Start of Entries provided

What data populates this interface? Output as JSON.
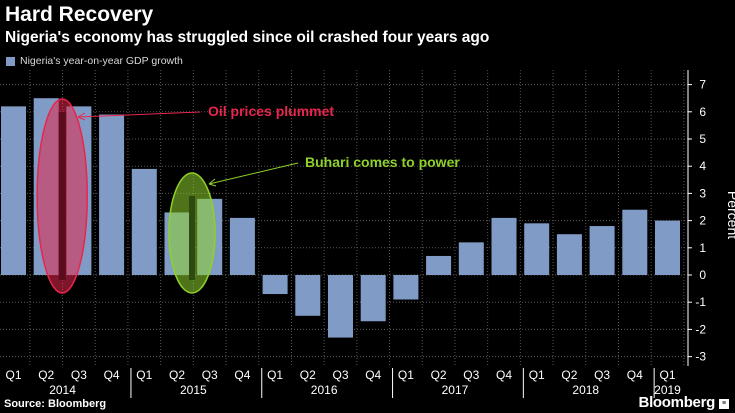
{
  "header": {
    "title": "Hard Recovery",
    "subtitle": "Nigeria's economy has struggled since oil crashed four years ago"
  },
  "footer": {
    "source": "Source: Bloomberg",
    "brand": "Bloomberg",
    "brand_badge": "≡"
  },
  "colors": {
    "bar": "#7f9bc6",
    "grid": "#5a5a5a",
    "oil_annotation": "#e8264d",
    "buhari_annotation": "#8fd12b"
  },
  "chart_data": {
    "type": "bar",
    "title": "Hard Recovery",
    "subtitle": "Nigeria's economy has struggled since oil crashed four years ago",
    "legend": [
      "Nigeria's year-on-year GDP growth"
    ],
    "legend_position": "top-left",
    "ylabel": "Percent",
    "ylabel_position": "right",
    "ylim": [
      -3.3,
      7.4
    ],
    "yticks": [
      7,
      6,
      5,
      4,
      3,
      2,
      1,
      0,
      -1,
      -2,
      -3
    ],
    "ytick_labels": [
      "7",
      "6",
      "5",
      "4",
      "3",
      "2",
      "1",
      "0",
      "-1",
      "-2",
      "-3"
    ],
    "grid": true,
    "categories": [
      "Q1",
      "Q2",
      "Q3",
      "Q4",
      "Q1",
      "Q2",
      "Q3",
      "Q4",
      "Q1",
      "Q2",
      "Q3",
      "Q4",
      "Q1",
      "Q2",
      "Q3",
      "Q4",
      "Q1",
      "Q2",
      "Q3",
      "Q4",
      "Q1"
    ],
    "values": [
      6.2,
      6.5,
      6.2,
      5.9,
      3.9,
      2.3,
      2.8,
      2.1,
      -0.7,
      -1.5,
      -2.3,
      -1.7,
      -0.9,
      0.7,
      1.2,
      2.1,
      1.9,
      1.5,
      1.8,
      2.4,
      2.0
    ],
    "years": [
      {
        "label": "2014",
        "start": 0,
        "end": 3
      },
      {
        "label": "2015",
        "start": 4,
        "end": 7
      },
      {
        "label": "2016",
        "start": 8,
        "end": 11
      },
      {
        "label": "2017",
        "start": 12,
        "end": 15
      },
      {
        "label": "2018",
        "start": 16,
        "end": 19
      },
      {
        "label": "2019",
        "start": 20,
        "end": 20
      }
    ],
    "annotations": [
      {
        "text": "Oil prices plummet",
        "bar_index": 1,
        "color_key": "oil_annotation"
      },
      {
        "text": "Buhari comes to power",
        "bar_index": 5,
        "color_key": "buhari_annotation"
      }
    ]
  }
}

End of Entries provided

• _Aim_
Restate the entire listing word for word, excluding pictures.

• _Final result_
What data populates this interface? Output as JSON.
{
  "header": {
    "title": "Hard Recovery",
    "subtitle": "Nigeria's economy has struggled since oil crashed four years ago"
  },
  "footer": {
    "source": "Source: Bloomberg",
    "brand": "Bloomberg",
    "brand_badge": "≡"
  },
  "colors": {
    "bar": "#7f9bc6",
    "grid": "#5a5a5a",
    "oil_annotation": "#e8264d",
    "buhari_annotation": "#8fd12b"
  },
  "chart_data": {
    "type": "bar",
    "title": "Hard Recovery",
    "subtitle": "Nigeria's economy has struggled since oil crashed four years ago",
    "legend": [
      "Nigeria's year-on-year GDP growth"
    ],
    "legend_position": "top-left",
    "ylabel": "Percent",
    "ylabel_position": "right",
    "ylim": [
      -3.3,
      7.4
    ],
    "yticks": [
      7,
      6,
      5,
      4,
      3,
      2,
      1,
      0,
      -1,
      -2,
      -3
    ],
    "ytick_labels": [
      "7",
      "6",
      "5",
      "4",
      "3",
      "2",
      "1",
      "0",
      "-1",
      "-2",
      "-3"
    ],
    "grid": true,
    "categories": [
      "Q1",
      "Q2",
      "Q3",
      "Q4",
      "Q1",
      "Q2",
      "Q3",
      "Q4",
      "Q1",
      "Q2",
      "Q3",
      "Q4",
      "Q1",
      "Q2",
      "Q3",
      "Q4",
      "Q1",
      "Q2",
      "Q3",
      "Q4",
      "Q1"
    ],
    "values": [
      6.2,
      6.5,
      6.2,
      5.9,
      3.9,
      2.3,
      2.8,
      2.1,
      -0.7,
      -1.5,
      -2.3,
      -1.7,
      -0.9,
      0.7,
      1.2,
      2.1,
      1.9,
      1.5,
      1.8,
      2.4,
      2.0
    ],
    "years": [
      {
        "label": "2014",
        "start": 0,
        "end": 3
      },
      {
        "label": "2015",
        "start": 4,
        "end": 7
      },
      {
        "label": "2016",
        "start": 8,
        "end": 11
      },
      {
        "label": "2017",
        "start": 12,
        "end": 15
      },
      {
        "label": "2018",
        "start": 16,
        "end": 19
      },
      {
        "label": "2019",
        "start": 20,
        "end": 20
      }
    ],
    "annotations": [
      {
        "text": "Oil prices plummet",
        "bar_index": 1,
        "color_key": "oil_annotation"
      },
      {
        "text": "Buhari comes to power",
        "bar_index": 5,
        "color_key": "buhari_annotation"
      }
    ]
  }
}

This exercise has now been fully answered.